>> BEGIN Information given

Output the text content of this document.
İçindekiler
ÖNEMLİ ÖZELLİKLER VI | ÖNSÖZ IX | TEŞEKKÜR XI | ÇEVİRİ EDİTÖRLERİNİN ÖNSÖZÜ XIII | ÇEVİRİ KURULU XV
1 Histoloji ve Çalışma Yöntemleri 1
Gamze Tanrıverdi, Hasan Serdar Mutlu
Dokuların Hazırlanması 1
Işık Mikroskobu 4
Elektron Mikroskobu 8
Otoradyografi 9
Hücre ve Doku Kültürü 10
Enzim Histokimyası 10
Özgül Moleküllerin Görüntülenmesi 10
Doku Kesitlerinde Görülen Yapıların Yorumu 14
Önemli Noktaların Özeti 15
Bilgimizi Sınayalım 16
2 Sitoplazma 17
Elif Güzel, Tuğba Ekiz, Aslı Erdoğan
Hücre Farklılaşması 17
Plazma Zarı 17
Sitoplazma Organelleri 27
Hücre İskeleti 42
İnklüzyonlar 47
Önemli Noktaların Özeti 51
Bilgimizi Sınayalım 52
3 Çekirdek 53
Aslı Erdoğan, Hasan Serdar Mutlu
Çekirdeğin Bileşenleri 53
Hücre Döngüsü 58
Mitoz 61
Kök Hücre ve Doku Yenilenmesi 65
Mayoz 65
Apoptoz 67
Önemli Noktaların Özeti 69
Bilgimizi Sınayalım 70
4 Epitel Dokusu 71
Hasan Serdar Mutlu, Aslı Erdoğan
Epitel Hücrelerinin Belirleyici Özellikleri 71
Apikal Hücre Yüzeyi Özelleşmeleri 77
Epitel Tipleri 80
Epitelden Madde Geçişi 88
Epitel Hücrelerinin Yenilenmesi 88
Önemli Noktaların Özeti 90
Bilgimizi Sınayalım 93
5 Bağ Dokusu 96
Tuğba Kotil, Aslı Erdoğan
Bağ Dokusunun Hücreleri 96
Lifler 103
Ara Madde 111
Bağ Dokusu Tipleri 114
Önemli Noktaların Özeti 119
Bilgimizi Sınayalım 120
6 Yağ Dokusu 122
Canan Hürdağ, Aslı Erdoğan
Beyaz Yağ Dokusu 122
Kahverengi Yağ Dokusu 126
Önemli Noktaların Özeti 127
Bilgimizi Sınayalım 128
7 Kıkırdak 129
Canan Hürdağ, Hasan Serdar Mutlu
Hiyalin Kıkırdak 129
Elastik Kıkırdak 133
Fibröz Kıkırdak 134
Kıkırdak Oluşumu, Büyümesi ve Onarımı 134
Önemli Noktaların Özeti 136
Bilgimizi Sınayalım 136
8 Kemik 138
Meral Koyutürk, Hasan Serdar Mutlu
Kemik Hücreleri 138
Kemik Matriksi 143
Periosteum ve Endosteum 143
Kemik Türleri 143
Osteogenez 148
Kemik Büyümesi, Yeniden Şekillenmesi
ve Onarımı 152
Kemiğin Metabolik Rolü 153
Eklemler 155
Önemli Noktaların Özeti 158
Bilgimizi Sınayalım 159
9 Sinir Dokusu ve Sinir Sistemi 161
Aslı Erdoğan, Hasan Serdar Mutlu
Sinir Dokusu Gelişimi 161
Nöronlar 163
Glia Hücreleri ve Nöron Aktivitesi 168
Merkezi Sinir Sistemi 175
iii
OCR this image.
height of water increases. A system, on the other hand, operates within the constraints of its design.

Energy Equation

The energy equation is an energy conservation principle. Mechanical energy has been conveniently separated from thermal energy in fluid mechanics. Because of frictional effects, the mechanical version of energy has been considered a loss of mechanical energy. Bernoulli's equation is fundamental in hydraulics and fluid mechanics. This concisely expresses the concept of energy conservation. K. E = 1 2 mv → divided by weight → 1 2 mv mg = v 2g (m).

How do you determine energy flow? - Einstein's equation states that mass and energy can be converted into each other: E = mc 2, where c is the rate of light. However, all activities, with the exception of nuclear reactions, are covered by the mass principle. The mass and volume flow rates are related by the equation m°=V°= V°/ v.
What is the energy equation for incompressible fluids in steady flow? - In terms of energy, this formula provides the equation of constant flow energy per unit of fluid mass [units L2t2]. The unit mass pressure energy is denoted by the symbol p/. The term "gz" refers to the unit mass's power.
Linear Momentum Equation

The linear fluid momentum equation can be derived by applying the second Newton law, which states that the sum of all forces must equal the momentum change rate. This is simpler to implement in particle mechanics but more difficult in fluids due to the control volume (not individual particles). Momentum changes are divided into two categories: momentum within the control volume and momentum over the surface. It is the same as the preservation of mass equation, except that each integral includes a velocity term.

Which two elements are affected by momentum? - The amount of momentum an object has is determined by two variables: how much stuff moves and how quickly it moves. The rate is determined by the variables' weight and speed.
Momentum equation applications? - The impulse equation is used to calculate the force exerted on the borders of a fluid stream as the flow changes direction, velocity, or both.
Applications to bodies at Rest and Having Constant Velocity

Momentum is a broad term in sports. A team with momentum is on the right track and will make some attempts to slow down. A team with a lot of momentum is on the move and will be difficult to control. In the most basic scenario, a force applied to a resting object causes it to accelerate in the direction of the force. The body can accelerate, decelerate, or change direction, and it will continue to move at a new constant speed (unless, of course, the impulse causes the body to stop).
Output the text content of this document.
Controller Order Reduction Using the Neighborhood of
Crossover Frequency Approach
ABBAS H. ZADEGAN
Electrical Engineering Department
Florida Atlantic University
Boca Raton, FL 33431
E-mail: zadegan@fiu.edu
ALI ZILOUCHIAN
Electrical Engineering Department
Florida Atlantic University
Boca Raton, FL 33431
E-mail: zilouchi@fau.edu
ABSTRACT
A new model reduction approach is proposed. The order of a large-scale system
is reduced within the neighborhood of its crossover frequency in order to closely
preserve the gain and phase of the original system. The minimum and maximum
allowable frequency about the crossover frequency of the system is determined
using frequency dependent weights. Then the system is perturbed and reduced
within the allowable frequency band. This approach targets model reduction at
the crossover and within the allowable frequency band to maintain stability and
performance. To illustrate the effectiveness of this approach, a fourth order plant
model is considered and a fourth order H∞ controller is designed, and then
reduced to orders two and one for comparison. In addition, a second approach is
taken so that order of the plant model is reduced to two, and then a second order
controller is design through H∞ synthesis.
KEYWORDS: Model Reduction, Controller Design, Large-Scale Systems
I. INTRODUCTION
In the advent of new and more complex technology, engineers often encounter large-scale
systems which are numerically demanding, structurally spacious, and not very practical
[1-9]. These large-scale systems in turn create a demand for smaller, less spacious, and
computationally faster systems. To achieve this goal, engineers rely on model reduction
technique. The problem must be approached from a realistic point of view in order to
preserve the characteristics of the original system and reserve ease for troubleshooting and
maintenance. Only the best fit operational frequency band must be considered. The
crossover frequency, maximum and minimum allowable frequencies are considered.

>> END Information given

**Aim of the exercise:** Every line above that contains the word "each" should be reported.

**Task response:**
How do you determine energy flow? - Einstein's equation states that mass and energy can be converted into each other: E = mc 2, where c is the rate of light. However, all activities, with the exception of nuclear reactions, are covered by the mass principle. The mass and volume flow rates are related by the equation m°=V°= V°/ v.
The linear fluid momentum equation can be derived by applying the second Newton law, which states that the sum of all forces must equal the momentum change rate. This is simpler to implement in particle mechanics but more difficult in fluids due to the control volume (not individual particles). Momentum changes are divided into two categories: momentum within the control volume and momentum over the surface. It is the same as the preservation of mass equation, except that each integral includes a velocity term.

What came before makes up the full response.